• **STATED GOAL**: Your job is to retype all of the data word for word, leaving every image out.

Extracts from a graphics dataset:
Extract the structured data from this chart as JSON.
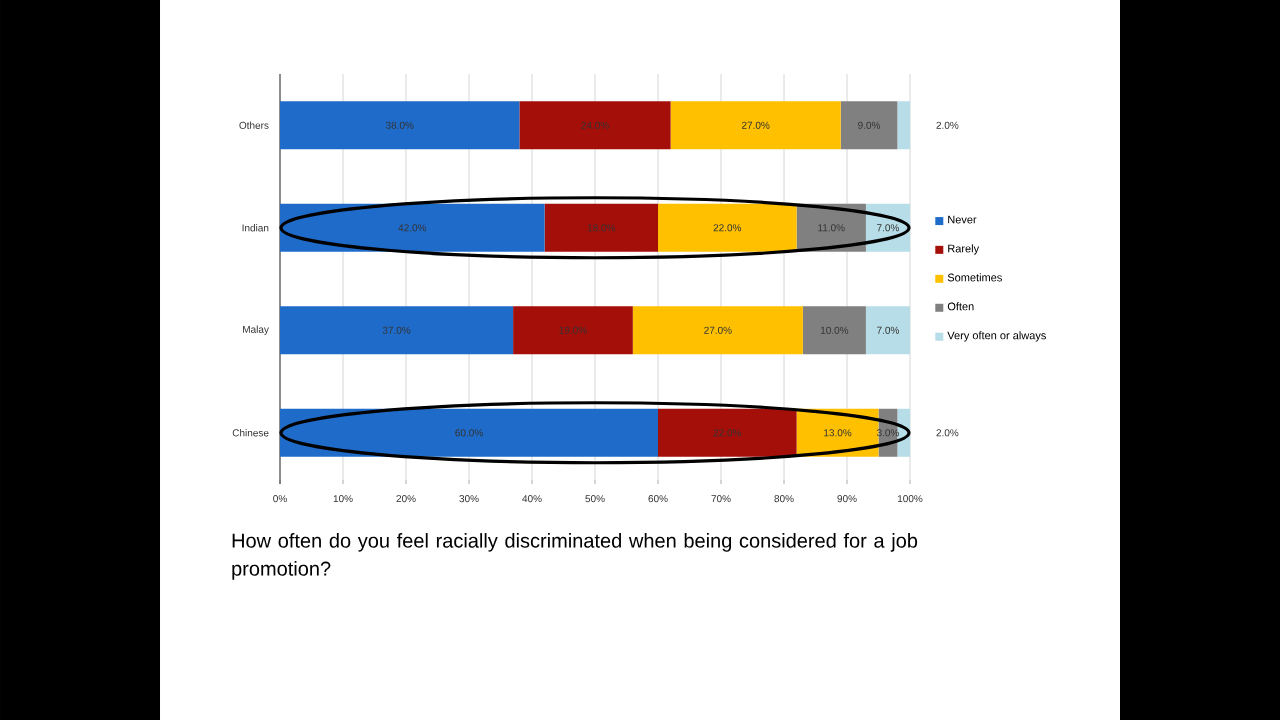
{
  "chart_data": {
    "type": "bar",
    "orientation": "horizontal",
    "stacked": true,
    "categories": [
      "Others",
      "Indian",
      "Malay",
      "Chinese"
    ],
    "series": [
      {
        "name": "Never",
        "color": "#1f6bc9",
        "values": [
          38,
          42,
          37,
          60
        ],
        "value_labels": [
          "38.0%",
          "42.0%",
          "37.0%",
          "60.0%"
        ]
      },
      {
        "name": "Rarely",
        "color": "#a50f0a",
        "values": [
          24,
          18,
          19,
          22
        ],
        "value_labels": [
          "24.0%",
          "18.0%",
          "19.0%",
          "22.0%"
        ]
      },
      {
        "name": "Sometimes",
        "color": "#ffc000",
        "values": [
          27,
          22,
          27,
          13
        ],
        "value_labels": [
          "27.0%",
          "22.0%",
          "27.0%",
          "13.0%"
        ]
      },
      {
        "name": "Often",
        "color": "#808080",
        "values": [
          9,
          11,
          10,
          3
        ],
        "value_labels": [
          "9.0%",
          "11.0%",
          "10.0%",
          "3.0%"
        ]
      },
      {
        "name": "Very often or always",
        "color": "#b7dde8",
        "values": [
          2,
          7,
          7,
          2
        ],
        "value_labels": [
          "2.0%",
          "7.0%",
          "7.0%",
          "2.0%"
        ]
      }
    ],
    "xlim": [
      0,
      100
    ],
    "xticks": [
      {
        "value": 0,
        "label": "0%"
      },
      {
        "value": 10,
        "label": "10%"
      },
      {
        "value": 20,
        "label": "20%"
      },
      {
        "value": 30,
        "label": "30%"
      },
      {
        "value": 40,
        "label": "40%"
      },
      {
        "value": 50,
        "label": "50%"
      },
      {
        "value": 60,
        "label": "60%"
      },
      {
        "value": 70,
        "label": "70%"
      },
      {
        "value": 80,
        "label": "80%"
      },
      {
        "value": 90,
        "label": "90%"
      },
      {
        "value": 100,
        "label": "100%"
      }
    ],
    "grid": "x",
    "legend": "right",
    "annotations": [
      "How often do you feel racially discriminated when being considered for a job promotion?"
    ]
  }
}
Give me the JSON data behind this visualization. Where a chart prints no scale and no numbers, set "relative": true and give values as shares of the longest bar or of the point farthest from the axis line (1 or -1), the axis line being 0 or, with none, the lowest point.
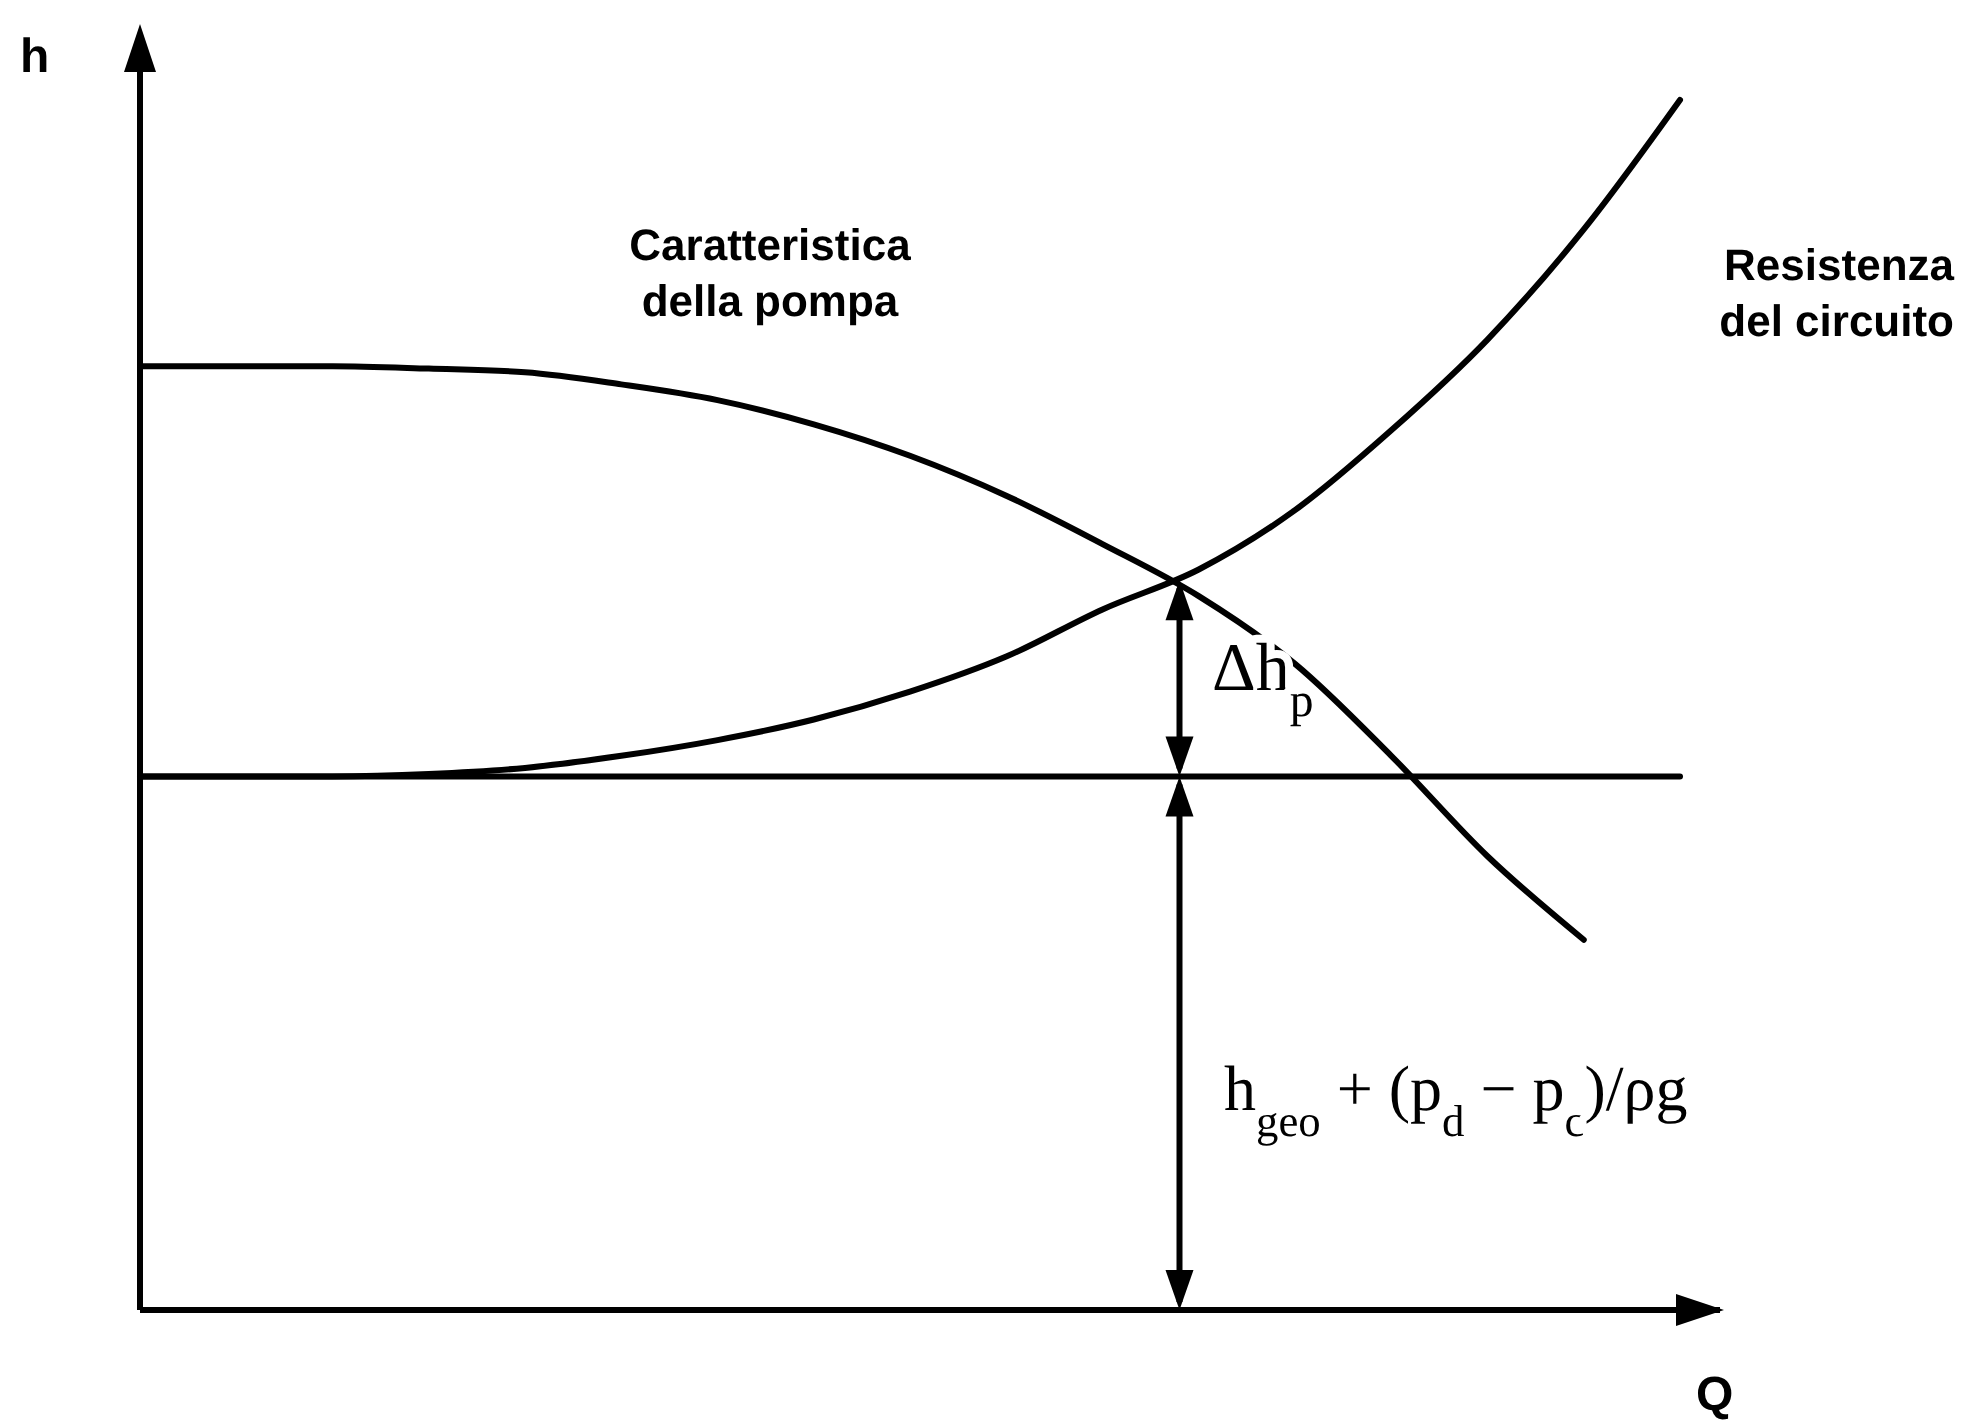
{
  "chart_data": {
    "type": "line",
    "relative": true,
    "xlabel": "Q",
    "ylabel": "h",
    "categories": [
      null,
      null,
      null,
      null,
      null,
      null,
      null,
      null,
      null,
      null,
      null,
      null,
      null,
      null,
      null,
      null,
      null
    ],
    "series": [
      {
        "name": "Caratteristica della pompa",
        "color": "#000000",
        "values": [
          0.78,
          0.78,
          0.78,
          0.778,
          0.775,
          0.765,
          0.752,
          0.732,
          0.706,
          0.673,
          0.633,
          0.59,
          0.534,
          0.458,
          0.375,
          0.306,
          null
        ]
      },
      {
        "name": "Resistenza del circuito",
        "color": "#000000",
        "values": [
          0.441,
          0.441,
          0.441,
          0.443,
          0.448,
          0.458,
          0.471,
          0.488,
          0.511,
          0.54,
          0.579,
          0.612,
          0.661,
          0.727,
          0.802,
          0.893,
          1
        ]
      },
      {
        "color": "#000000",
        "values": [
          0.441,
          0.441,
          0.441,
          0.441,
          0.441,
          0.441,
          0.441,
          0.441,
          0.441,
          0.441,
          0.441,
          0.441,
          0.441,
          0.441,
          0.441,
          0.441,
          0.441
        ]
      }
    ],
    "annotations": [
      "Δh$_{p}$",
      "h$_{geo}$ + (p$_{d}$ − p$_{c}$)/ρg"
    ]
  }
}
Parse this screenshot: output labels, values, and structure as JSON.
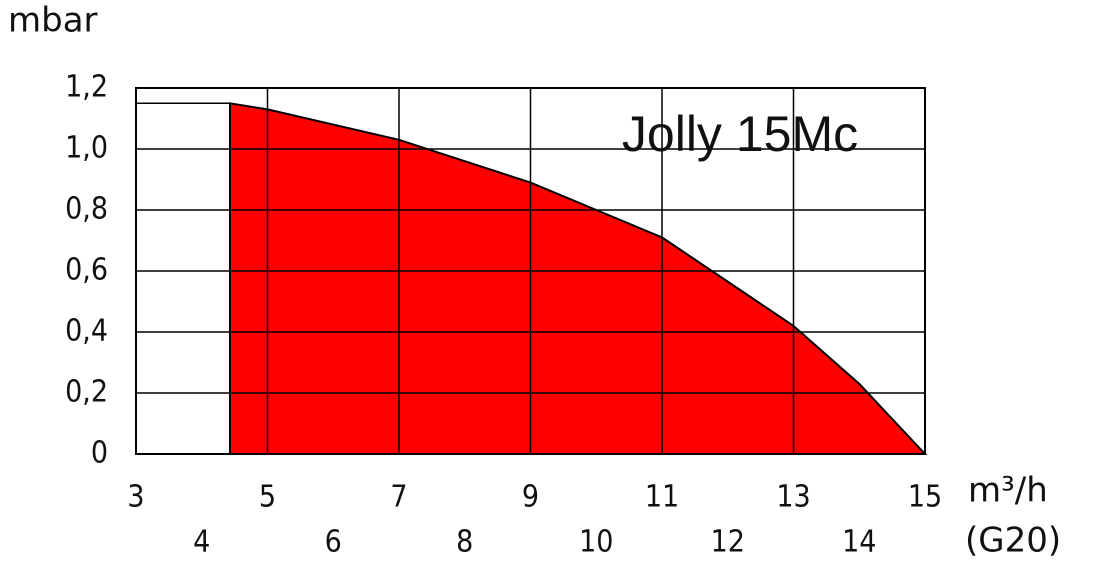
{
  "chart_data": {
    "type": "area",
    "y_label": "mbar",
    "x_label": "m³/h",
    "x_label_sub": "(G20)",
    "annotation": "Jolly 15Mc",
    "x": [
      4.43,
      5,
      7,
      9,
      11,
      13,
      14,
      15
    ],
    "values": [
      1.15,
      1.13,
      1.03,
      0.89,
      0.71,
      0.42,
      0.23,
      0
    ],
    "color": "#ff0000",
    "xlim": [
      3,
      15
    ],
    "xticks": [
      3,
      4,
      5,
      6,
      7,
      8,
      9,
      10,
      11,
      12,
      13,
      14,
      15
    ],
    "ylim": [
      0,
      1.2
    ],
    "yticks": [
      0,
      {
        "value": 0.2,
        "label": "0,2"
      },
      {
        "value": 0.4,
        "label": "0,4"
      },
      {
        "value": 0.6,
        "label": "0,6"
      },
      {
        "value": 0.8,
        "label": "0,8"
      },
      {
        "value": 1.0,
        "label": "1,0"
      },
      {
        "value": 1.2,
        "label": "1,2"
      }
    ],
    "grid": true
  }
}
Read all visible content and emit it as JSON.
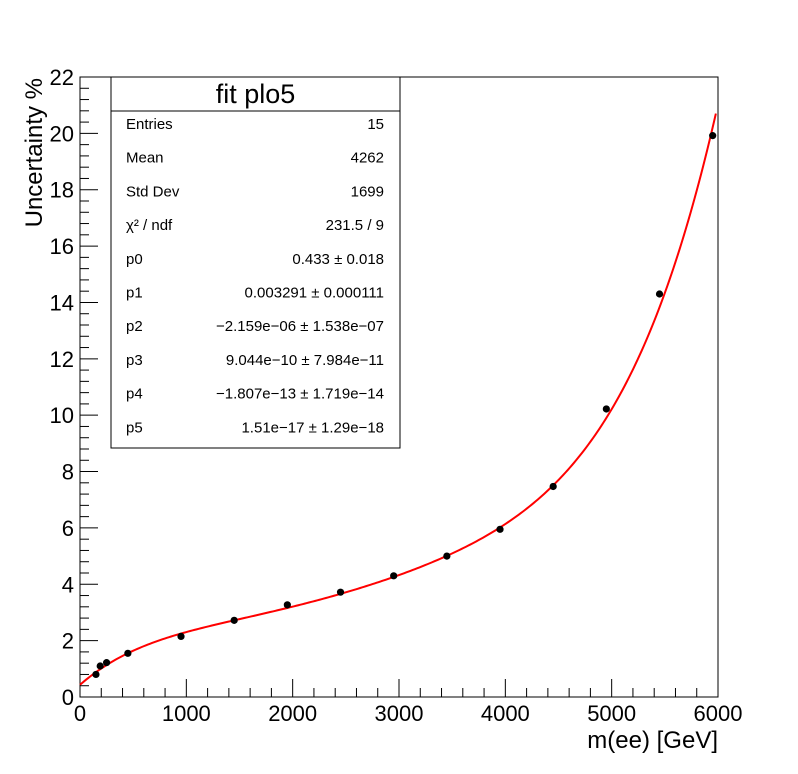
{
  "chart_data": {
    "type": "scatter",
    "xlabel": "m(ee) [GeV]",
    "ylabel": "Uncertainty %",
    "xlim": [
      0,
      6000
    ],
    "ylim": [
      0,
      22
    ],
    "x_ticks": [
      "0",
      "1000",
      "2000",
      "3000",
      "4000",
      "5000",
      "6000"
    ],
    "y_ticks": [
      "0",
      "2",
      "4",
      "6",
      "8",
      "10",
      "12",
      "14",
      "16",
      "18",
      "20",
      "22"
    ],
    "series": [
      {
        "type": "scatter",
        "color": "#000000",
        "points": [
          {
            "x": 150,
            "y": 0.8
          },
          {
            "x": 190,
            "y": 1.1
          },
          {
            "x": 250,
            "y": 1.22
          },
          {
            "x": 450,
            "y": 1.55
          },
          {
            "x": 950,
            "y": 2.15
          },
          {
            "x": 1450,
            "y": 2.72
          },
          {
            "x": 1950,
            "y": 3.27
          },
          {
            "x": 2450,
            "y": 3.72
          },
          {
            "x": 2950,
            "y": 4.3
          },
          {
            "x": 3450,
            "y": 5.0
          },
          {
            "x": 3950,
            "y": 5.95
          },
          {
            "x": 4450,
            "y": 7.47
          },
          {
            "x": 4950,
            "y": 10.22
          },
          {
            "x": 5450,
            "y": 14.3
          },
          {
            "x": 5950,
            "y": 19.92
          }
        ]
      },
      {
        "type": "line",
        "color": "#ff0000",
        "fit": {
          "polynomial": "pol5",
          "x_range": [
            0,
            5980
          ],
          "coefficients": [
            0.433,
            0.003291,
            -2.159e-06,
            9.044e-10,
            -1.807e-13,
            1.51e-17
          ]
        }
      }
    ],
    "stats_box": {
      "title": "fit plo5",
      "rows": [
        {
          "label": "Entries",
          "value": "15"
        },
        {
          "label": "Mean",
          "value": "4262"
        },
        {
          "label": "Std Dev",
          "value": "1699"
        },
        {
          "label": "χ² / ndf",
          "value": "231.5 / 9"
        },
        {
          "label": "p0",
          "value": "0.433 ± 0.018"
        },
        {
          "label": "p1",
          "value": "0.003291 ± 0.000111"
        },
        {
          "label": "p2",
          "value": "−2.159e−06 ± 1.538e−07"
        },
        {
          "label": "p3",
          "value": "9.044e−10 ± 7.984e−11"
        },
        {
          "label": "p4",
          "value": "−1.807e−13 ± 1.719e−14"
        },
        {
          "label": "p5",
          "value": "1.51e−17 ± 1.29e−18"
        }
      ]
    },
    "grid": false,
    "legend": "top-left"
  }
}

• **ANSWER IN FULL**:
Extract the structured data from this chart as JSON.
{
  "chart_data": {
    "type": "bar",
    "orientation": "horizontal",
    "stacked": true,
    "categories": [
      "Others",
      "Indian",
      "Malay",
      "Chinese"
    ],
    "series": [
      {
        "name": "Never",
        "color": "#1f6bc9",
        "values": [
          38,
          42,
          37,
          60
        ],
        "value_labels": [
          "38.0%",
          "42.0%",
          "37.0%",
          "60.0%"
        ]
      },
      {
        "name": "Rarely",
        "color": "#a50f0a",
        "values": [
          24,
          18,
          19,
          22
        ],
        "value_labels": [
          "24.0%",
          "18.0%",
          "19.0%",
          "22.0%"
        ]
      },
      {
        "name": "Sometimes",
        "color": "#ffc000",
        "values": [
          27,
          22,
          27,
          13
        ],
        "value_labels": [
          "27.0%",
          "22.0%",
          "27.0%",
          "13.0%"
        ]
      },
      {
        "name": "Often",
        "color": "#808080",
        "values": [
          9,
          11,
          10,
          3
        ],
        "value_labels": [
          "9.0%",
          "11.0%",
          "10.0%",
          "3.0%"
        ]
      },
      {
        "name": "Very often or always",
        "color": "#b7dde8",
        "values": [
          2,
          7,
          7,
          2
        ],
        "value_labels": [
          "2.0%",
          "7.0%",
          "7.0%",
          "2.0%"
        ]
      }
    ],
    "xlim": [
      0,
      100
    ],
    "xticks": [
      {
        "value": 0,
        "label": "0%"
      },
      {
        "value": 10,
        "label": "10%"
      },
      {
        "value": 20,
        "label": "20%"
      },
      {
        "value": 30,
        "label": "30%"
      },
      {
        "value": 40,
        "label": "40%"
      },
      {
        "value": 50,
        "label": "50%"
      },
      {
        "value": 60,
        "label": "60%"
      },
      {
        "value": 70,
        "label": "70%"
      },
      {
        "value": 80,
        "label": "80%"
      },
      {
        "value": 90,
        "label": "90%"
      },
      {
        "value": 100,
        "label": "100%"
      }
    ],
    "grid": "x",
    "legend": "right",
    "annotations": [
      "How often do you feel racially discriminated when being considered for a job promotion?"
    ]
  }
}
Give me the JSON data behind this visualization. Where a chart prints no scale and no numbers, set "relative": true and give values as shares of the longest bar or of the point farthest from the axis line (1 or -1), the axis line being 0 or, with none, the lowest point.
{
  "chart_data": {
    "type": "line",
    "relative": true,
    "xlabel": "Q",
    "ylabel": "h",
    "categories": [
      null,
      null,
      null,
      null,
      null,
      null,
      null,
      null,
      null,
      null,
      null,
      null,
      null,
      null,
      null,
      null,
      null
    ],
    "series": [
      {
        "name": "Caratteristica della pompa",
        "color": "#000000",
        "values": [
          0.78,
          0.78,
          0.78,
          0.778,
          0.775,
          0.765,
          0.752,
          0.732,
          0.706,
          0.673,
          0.633,
          0.59,
          0.534,
          0.458,
          0.375,
          0.306,
          null
        ]
      },
      {
        "name": "Resistenza del circuito",
        "color": "#000000",
        "values": [
          0.441,
          0.441,
          0.441,
          0.443,
          0.448,
          0.458,
          0.471,
          0.488,
          0.511,
          0.54,
          0.579,
          0.612,
          0.661,
          0.727,
          0.802,
          0.893,
          1
        ]
      },
      {
        "color": "#000000",
        "values": [
          0.441,
          0.441,
          0.441,
          0.441,
          0.441,
          0.441,
          0.441,
          0.441,
          0.441,
          0.441,
          0.441,
          0.441,
          0.441,
          0.441,
          0.441,
          0.441,
          0.441
        ]
      }
    ],
    "annotations": [
      "Δh$_{p}$",
      "h$_{geo}$ + (p$_{d}$ − p$_{c}$)/ρg"
    ]
  }
}
Parse this screenshot: output labels, values, and structure as JSON.
{
  "chart_data": {
    "type": "area",
    "y_label": "mbar",
    "x_label": "m³/h",
    "x_label_sub": "(G20)",
    "annotation": "Jolly 15Mc",
    "x": [
      4.43,
      5,
      7,
      9,
      11,
      13,
      14,
      15
    ],
    "values": [
      1.15,
      1.13,
      1.03,
      0.89,
      0.71,
      0.42,
      0.23,
      0
    ],
    "color": "#ff0000",
    "xlim": [
      3,
      15
    ],
    "xticks": [
      3,
      4,
      5,
      6,
      7,
      8,
      9,
      10,
      11,
      12,
      13,
      14,
      15
    ],
    "ylim": [
      0,
      1.2
    ],
    "yticks": [
      0,
      {
        "value": 0.2,
        "label": "0,2"
      },
      {
        "value": 0.4,
        "label": "0,4"
      },
      {
        "value": 0.6,
        "label": "0,6"
      },
      {
        "value": 0.8,
        "label": "0,8"
      },
      {
        "value": 1.0,
        "label": "1,0"
      },
      {
        "value": 1.2,
        "label": "1,2"
      }
    ],
    "grid": true
  }
}
Read all visible content and emit it as JSON.
{
  "chart_data": {
    "type": "scatter",
    "xlabel": "m(ee) [GeV]",
    "ylabel": "Uncertainty %",
    "xlim": [
      0,
      6000
    ],
    "ylim": [
      0,
      22
    ],
    "x_ticks": [
      "0",
      "1000",
      "2000",
      "3000",
      "4000",
      "5000",
      "6000"
    ],
    "y_ticks": [
      "0",
      "2",
      "4",
      "6",
      "8",
      "10",
      "12",
      "14",
      "16",
      "18",
      "20",
      "22"
    ],
    "series": [
      {
        "type": "scatter",
        "color": "#000000",
        "points": [
          {
            "x": 150,
            "y": 0.8
          },
          {
            "x": 190,
            "y": 1.1
          },
          {
            "x": 250,
            "y": 1.22
          },
          {
            "x": 450,
            "y": 1.55
          },
          {
            "x": 950,
            "y": 2.15
          },
          {
            "x": 1450,
            "y": 2.72
          },
          {
            "x": 1950,
            "y": 3.27
          },
          {
            "x": 2450,
            "y": 3.72
          },
          {
            "x": 2950,
            "y": 4.3
          },
          {
            "x": 3450,
            "y": 5.0
          },
          {
            "x": 3950,
            "y": 5.95
          },
          {
            "x": 4450,
            "y": 7.47
          },
          {
            "x": 4950,
            "y": 10.22
          },
          {
            "x": 5450,
            "y": 14.3
          },
          {
            "x": 5950,
            "y": 19.92
          }
        ]
      },
      {
        "type": "line",
        "color": "#ff0000",
        "fit": {
          "polynomial": "pol5",
          "x_range": [
            0,
            5980
          ],
          "coefficients": [
            0.433,
            0.003291,
            -2.159e-06,
            9.044e-10,
            -1.807e-13,
            1.51e-17
          ]
        }
      }
    ],
    "stats_box": {
      "title": "fit plo5",
      "rows": [
        {
          "label": "Entries",
          "value": "15"
        },
        {
          "label": "Mean",
          "value": "4262"
        },
        {
          "label": "Std Dev",
          "value": "1699"
        },
        {
          "label": "χ² / ndf",
          "value": "231.5 / 9"
        },
        {
          "label": "p0",
          "value": "0.433 ± 0.018"
        },
        {
          "label": "p1",
          "value": "0.003291 ± 0.000111"
        },
        {
          "label": "p2",
          "value": "−2.159e−06 ± 1.538e−07"
        },
        {
          "label": "p3",
          "value": "9.044e−10 ± 7.984e−11"
        },
        {
          "label": "p4",
          "value": "−1.807e−13 ± 1.719e−14"
        },
        {
          "label": "p5",
          "value": "1.51e−17 ± 1.29e−18"
        }
      ]
    },
    "grid": false,
    "legend": "top-left"
  }
}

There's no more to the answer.